Aim
Check every line below for the word "thumbs" and show those that hold it.
[BEGIN]
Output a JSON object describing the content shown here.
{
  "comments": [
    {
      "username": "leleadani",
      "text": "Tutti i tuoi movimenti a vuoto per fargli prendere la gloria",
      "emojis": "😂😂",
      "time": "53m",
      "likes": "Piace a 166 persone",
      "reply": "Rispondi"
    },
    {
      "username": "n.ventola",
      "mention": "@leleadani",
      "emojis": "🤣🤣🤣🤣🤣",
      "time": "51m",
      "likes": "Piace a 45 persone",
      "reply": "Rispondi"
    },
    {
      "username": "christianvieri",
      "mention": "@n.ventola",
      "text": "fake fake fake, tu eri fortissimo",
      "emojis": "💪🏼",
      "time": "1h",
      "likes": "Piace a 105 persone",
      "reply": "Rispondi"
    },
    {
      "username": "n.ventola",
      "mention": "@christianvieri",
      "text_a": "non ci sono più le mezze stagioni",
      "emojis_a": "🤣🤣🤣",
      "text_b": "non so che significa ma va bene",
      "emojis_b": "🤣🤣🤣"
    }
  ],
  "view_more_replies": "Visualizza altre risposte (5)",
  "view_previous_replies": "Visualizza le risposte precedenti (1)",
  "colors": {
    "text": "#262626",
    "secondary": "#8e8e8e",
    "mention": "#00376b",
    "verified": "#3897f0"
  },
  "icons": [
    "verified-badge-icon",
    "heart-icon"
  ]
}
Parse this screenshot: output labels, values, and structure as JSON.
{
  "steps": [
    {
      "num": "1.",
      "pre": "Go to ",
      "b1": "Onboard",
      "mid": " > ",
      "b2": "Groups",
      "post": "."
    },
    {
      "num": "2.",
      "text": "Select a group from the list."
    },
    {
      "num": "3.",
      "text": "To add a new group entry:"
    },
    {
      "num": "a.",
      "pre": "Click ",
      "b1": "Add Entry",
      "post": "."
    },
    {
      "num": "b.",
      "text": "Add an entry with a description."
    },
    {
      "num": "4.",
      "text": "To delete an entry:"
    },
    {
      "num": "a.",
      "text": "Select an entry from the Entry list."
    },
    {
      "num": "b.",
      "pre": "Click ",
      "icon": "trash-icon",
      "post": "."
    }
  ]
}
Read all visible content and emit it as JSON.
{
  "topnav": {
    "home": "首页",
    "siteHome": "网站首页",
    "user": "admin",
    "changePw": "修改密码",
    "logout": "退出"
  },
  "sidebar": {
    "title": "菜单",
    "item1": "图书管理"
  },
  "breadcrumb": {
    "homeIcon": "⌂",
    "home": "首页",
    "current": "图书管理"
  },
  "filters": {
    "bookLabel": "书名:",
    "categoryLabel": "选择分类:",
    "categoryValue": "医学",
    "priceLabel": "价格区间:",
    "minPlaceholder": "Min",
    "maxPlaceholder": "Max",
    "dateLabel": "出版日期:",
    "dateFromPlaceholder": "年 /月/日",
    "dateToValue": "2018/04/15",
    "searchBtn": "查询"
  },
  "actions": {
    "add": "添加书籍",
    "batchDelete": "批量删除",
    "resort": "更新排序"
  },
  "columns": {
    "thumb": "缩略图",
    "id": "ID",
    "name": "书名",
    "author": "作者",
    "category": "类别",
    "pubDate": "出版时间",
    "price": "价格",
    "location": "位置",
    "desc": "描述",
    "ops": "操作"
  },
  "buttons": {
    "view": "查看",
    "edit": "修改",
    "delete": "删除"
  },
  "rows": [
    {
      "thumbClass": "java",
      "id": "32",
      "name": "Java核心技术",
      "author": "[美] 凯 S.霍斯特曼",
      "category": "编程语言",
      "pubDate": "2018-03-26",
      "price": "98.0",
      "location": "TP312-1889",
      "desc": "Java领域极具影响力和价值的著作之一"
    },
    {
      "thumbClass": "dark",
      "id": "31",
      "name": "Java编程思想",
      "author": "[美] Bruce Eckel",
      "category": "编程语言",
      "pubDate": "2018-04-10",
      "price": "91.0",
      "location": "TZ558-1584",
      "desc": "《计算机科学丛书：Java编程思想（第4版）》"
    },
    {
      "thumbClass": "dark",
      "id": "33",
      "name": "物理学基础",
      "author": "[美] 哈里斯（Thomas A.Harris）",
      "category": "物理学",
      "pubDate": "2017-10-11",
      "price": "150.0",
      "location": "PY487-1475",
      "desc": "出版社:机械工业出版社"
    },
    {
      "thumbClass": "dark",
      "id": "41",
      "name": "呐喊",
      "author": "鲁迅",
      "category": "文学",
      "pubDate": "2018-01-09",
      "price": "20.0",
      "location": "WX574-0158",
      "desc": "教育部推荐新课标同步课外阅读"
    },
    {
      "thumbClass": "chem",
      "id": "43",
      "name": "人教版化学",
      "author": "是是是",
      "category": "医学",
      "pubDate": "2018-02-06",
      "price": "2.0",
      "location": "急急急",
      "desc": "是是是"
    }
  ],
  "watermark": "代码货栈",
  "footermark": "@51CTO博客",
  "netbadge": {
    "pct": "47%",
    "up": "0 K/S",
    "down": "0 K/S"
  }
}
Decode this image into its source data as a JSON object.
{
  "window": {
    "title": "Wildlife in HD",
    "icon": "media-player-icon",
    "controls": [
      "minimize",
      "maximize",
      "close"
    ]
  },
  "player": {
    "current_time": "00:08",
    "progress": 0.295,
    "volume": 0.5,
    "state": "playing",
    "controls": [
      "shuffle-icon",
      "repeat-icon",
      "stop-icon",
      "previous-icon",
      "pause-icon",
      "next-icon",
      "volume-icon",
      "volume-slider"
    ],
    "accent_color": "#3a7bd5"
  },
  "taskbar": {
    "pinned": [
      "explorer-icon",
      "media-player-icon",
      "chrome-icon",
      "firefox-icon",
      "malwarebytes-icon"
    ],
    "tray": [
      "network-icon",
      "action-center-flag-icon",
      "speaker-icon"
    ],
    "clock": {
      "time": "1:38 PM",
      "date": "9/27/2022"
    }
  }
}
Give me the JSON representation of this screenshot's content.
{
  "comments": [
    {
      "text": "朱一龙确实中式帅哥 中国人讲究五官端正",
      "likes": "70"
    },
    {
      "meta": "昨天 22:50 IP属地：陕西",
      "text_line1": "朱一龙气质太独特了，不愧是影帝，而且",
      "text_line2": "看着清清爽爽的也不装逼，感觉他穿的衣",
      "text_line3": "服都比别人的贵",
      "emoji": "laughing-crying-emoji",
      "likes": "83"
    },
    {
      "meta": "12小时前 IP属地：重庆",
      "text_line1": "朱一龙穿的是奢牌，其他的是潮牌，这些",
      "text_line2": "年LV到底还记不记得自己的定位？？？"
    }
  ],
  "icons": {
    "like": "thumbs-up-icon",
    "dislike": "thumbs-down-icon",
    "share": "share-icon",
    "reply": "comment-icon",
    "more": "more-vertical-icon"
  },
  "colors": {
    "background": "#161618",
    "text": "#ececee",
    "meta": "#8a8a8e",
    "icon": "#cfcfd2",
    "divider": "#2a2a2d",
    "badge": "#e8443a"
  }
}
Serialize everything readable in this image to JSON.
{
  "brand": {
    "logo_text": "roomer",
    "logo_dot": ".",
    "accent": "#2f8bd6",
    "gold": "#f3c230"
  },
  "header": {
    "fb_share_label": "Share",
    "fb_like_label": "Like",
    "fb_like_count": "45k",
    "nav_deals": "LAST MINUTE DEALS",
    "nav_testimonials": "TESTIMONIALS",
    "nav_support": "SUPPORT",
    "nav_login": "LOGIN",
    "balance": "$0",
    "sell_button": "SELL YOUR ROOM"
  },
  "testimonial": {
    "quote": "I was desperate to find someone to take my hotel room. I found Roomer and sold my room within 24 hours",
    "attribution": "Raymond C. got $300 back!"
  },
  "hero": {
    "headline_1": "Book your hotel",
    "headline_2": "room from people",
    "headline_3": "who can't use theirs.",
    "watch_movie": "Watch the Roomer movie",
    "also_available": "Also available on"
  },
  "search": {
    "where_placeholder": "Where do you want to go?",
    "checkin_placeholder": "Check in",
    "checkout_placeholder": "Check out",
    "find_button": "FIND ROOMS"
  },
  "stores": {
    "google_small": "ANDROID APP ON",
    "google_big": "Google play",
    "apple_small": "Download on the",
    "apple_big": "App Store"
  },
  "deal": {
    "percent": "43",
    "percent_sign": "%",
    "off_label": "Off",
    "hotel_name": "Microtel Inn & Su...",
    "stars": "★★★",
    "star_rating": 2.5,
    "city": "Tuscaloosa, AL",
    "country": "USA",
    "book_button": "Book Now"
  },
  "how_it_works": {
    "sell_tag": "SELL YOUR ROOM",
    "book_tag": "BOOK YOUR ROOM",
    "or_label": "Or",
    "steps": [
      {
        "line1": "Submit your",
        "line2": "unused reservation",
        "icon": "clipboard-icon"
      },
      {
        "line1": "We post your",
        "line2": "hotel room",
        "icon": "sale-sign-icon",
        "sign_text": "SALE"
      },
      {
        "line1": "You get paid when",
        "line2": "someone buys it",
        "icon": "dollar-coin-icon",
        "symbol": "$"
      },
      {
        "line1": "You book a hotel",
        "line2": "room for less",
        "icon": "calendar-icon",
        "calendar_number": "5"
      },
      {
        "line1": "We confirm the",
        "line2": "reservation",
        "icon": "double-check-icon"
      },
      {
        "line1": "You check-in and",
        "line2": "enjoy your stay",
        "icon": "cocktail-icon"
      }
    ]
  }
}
[END]
Full response
    "like": "thumbs-up-icon",
    "dislike": "thumbs-down-icon",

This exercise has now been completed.